Task prompt: Show every line containing "this" by copying it.

---------- Data excerpts ----------

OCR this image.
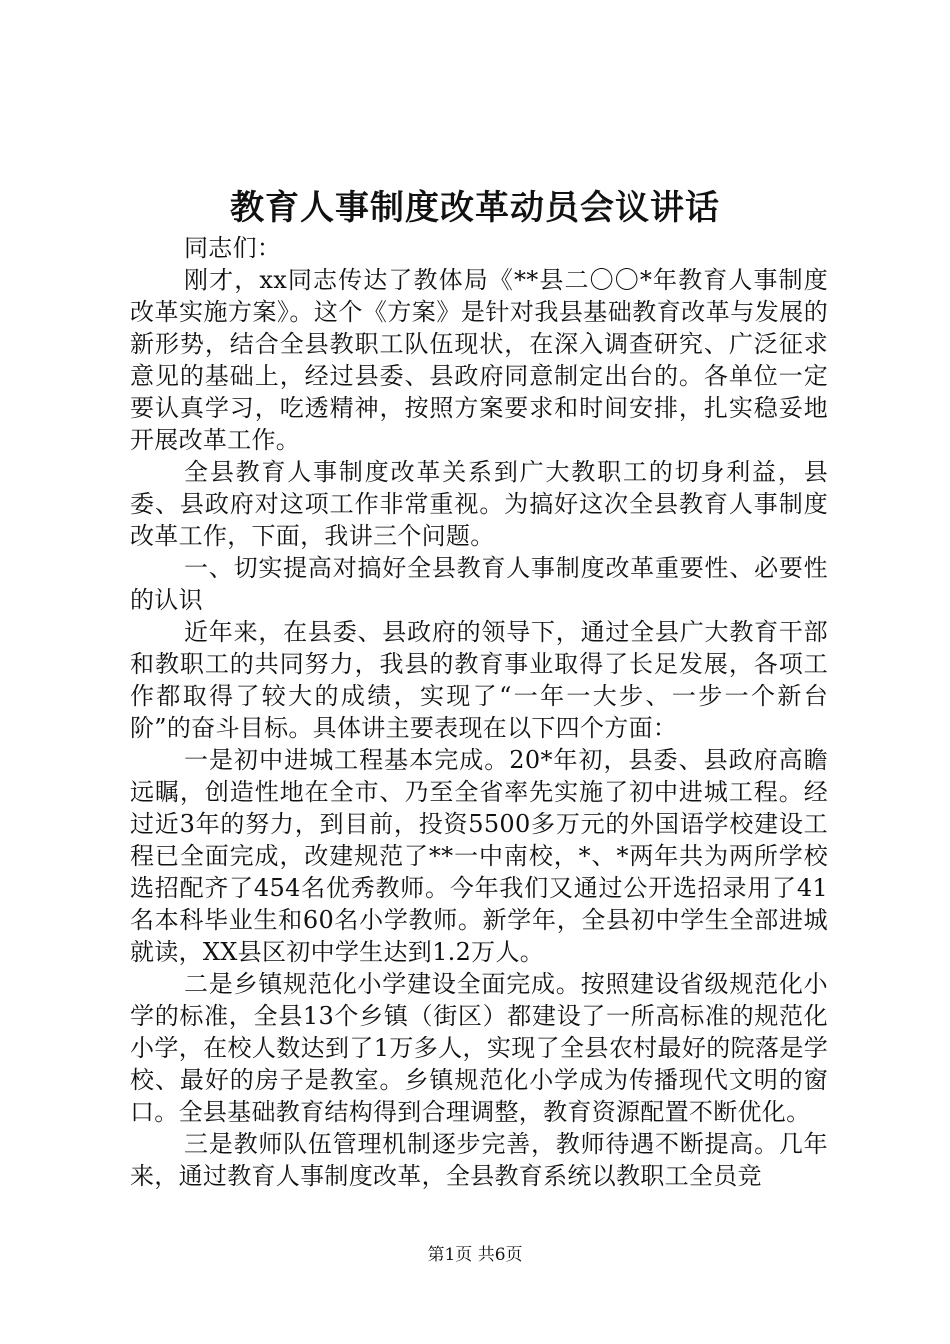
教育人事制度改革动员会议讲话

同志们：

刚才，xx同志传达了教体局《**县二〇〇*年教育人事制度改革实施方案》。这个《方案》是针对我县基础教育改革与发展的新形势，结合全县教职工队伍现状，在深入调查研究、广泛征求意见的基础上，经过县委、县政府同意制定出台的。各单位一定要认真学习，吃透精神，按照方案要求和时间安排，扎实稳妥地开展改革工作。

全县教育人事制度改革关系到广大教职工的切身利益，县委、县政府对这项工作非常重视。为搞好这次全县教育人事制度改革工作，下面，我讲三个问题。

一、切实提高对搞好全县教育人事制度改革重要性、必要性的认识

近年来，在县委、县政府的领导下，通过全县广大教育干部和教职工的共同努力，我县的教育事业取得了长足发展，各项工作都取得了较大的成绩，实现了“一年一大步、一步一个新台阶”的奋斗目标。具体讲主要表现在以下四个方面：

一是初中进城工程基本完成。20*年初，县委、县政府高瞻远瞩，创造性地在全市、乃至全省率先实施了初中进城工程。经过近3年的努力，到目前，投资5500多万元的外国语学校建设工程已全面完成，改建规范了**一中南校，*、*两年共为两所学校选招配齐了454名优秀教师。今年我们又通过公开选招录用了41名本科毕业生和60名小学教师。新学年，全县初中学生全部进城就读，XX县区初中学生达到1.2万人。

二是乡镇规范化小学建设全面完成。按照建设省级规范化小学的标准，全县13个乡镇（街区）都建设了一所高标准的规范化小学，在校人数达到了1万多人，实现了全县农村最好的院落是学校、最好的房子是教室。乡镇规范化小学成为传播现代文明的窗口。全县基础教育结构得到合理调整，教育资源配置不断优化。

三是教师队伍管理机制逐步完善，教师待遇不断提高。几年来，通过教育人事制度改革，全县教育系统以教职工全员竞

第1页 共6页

----------
---------- Data excerpts ----------

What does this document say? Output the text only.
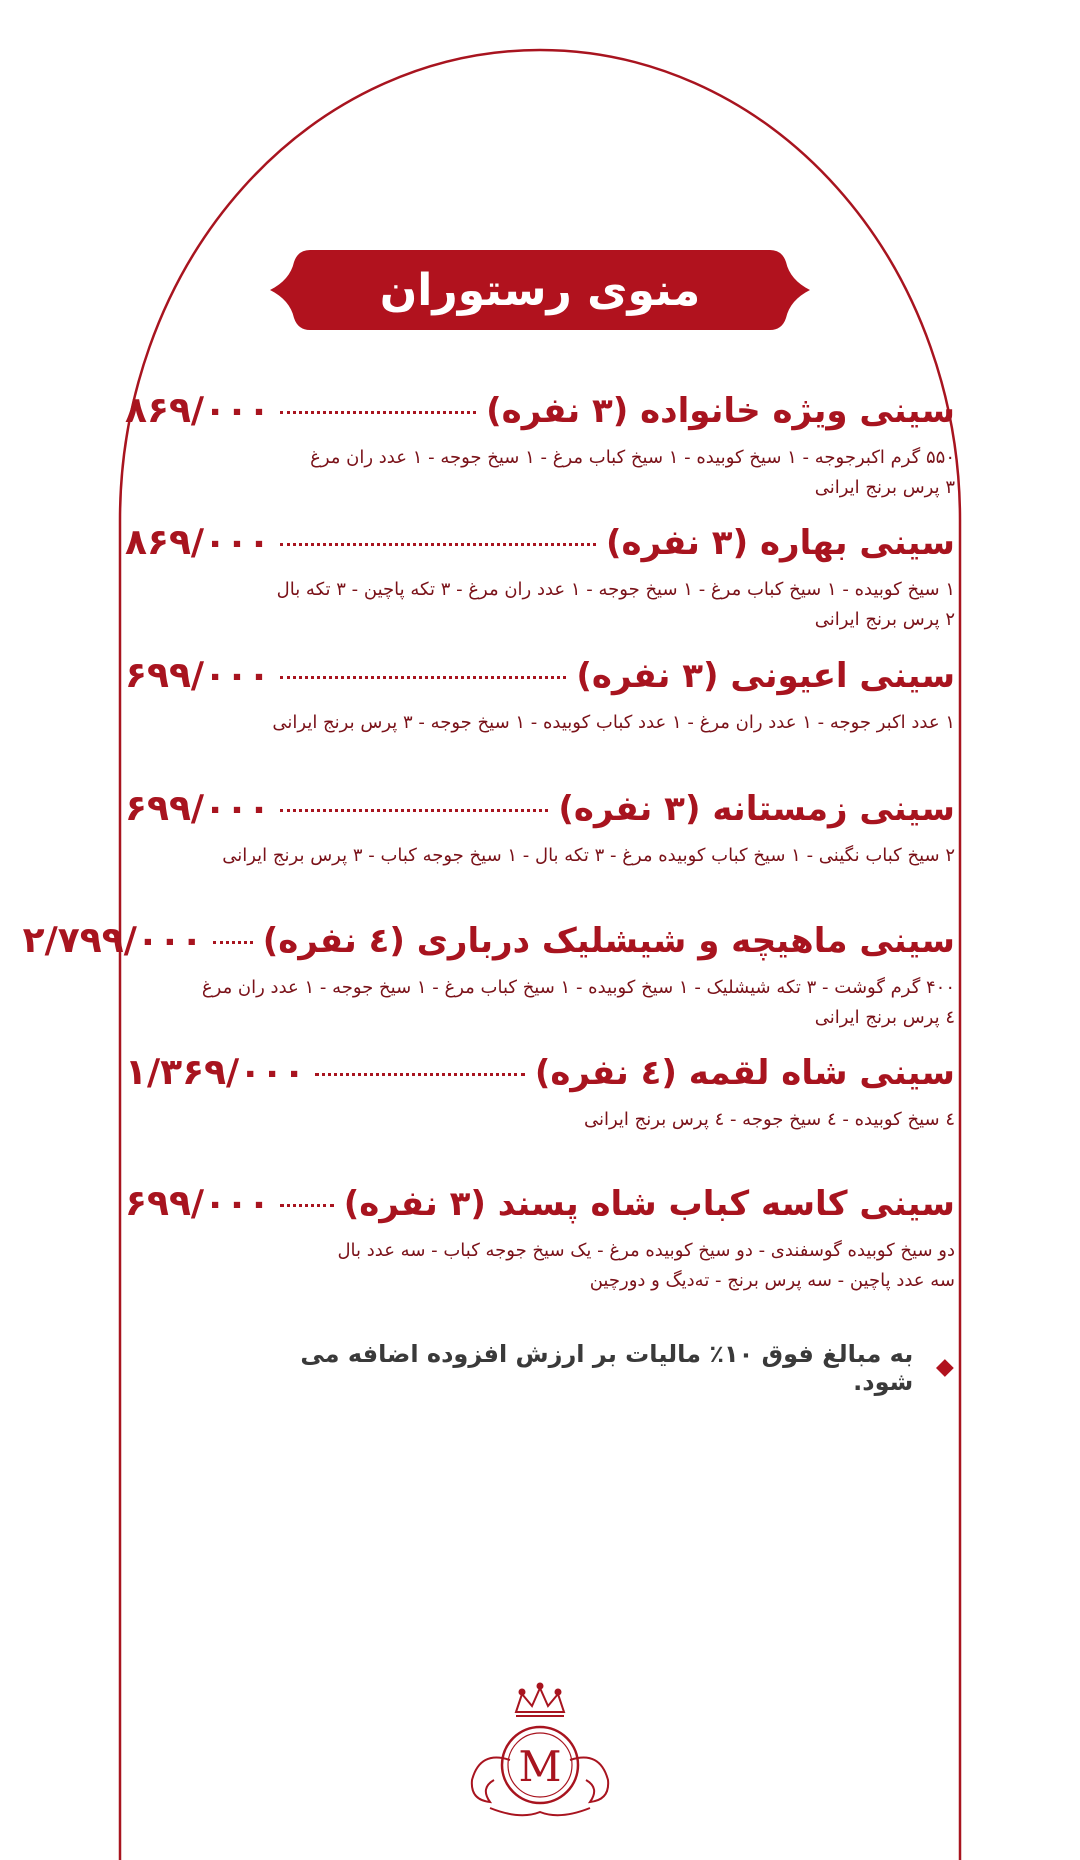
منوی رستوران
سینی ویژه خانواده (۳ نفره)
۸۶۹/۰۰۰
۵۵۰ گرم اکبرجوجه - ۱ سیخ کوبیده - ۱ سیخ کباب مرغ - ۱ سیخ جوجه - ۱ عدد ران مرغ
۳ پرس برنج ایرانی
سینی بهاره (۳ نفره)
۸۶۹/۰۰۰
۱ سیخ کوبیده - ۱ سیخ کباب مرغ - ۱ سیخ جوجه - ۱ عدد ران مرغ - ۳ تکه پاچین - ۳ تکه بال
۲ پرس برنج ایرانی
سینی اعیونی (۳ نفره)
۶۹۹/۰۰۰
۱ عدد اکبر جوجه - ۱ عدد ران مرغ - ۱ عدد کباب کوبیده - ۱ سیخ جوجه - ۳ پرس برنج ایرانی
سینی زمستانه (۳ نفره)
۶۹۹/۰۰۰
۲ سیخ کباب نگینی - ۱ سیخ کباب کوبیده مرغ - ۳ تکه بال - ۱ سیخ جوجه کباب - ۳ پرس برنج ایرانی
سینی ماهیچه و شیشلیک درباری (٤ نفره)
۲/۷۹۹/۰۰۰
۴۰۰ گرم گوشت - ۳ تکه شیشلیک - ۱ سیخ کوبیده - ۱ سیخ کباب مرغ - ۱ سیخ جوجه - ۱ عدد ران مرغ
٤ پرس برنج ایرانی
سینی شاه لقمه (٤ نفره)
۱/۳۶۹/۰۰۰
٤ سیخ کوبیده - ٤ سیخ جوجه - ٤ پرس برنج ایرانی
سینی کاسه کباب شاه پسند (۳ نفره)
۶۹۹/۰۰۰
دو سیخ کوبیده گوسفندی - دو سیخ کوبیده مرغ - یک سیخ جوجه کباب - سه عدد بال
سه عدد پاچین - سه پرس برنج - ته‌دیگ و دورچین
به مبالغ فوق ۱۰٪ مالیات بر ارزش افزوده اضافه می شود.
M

----------
---------- Data excerpts ----------

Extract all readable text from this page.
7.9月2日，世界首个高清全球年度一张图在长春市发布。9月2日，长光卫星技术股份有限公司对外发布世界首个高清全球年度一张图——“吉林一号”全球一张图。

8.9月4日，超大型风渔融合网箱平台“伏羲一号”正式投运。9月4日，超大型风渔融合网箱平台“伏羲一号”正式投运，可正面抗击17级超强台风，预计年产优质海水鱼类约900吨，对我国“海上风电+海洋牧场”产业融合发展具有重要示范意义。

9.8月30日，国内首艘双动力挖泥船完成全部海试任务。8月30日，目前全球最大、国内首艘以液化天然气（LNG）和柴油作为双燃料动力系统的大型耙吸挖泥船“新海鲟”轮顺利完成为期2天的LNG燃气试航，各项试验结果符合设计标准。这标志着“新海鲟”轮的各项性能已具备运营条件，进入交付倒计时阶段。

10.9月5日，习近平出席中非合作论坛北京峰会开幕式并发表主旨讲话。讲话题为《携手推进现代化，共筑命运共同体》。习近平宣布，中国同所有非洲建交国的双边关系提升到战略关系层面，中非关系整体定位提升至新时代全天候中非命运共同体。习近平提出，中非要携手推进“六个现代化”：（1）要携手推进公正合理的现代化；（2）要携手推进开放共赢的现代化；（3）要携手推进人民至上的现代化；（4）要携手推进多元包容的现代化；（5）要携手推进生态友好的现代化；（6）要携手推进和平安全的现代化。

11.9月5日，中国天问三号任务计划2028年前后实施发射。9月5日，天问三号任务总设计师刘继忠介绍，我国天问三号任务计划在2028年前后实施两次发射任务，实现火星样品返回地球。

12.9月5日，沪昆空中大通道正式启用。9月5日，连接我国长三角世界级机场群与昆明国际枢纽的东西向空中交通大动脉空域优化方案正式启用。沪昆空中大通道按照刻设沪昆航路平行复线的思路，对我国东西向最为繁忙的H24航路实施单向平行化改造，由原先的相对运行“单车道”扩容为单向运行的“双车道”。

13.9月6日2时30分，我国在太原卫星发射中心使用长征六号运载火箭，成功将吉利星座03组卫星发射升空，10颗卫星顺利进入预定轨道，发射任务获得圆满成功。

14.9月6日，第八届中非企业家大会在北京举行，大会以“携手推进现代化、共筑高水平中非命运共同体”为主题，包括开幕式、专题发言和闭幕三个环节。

----------

Answer to the task:
OCR this image.
What does this document say? Output the text only.
Extract all readable text from this page.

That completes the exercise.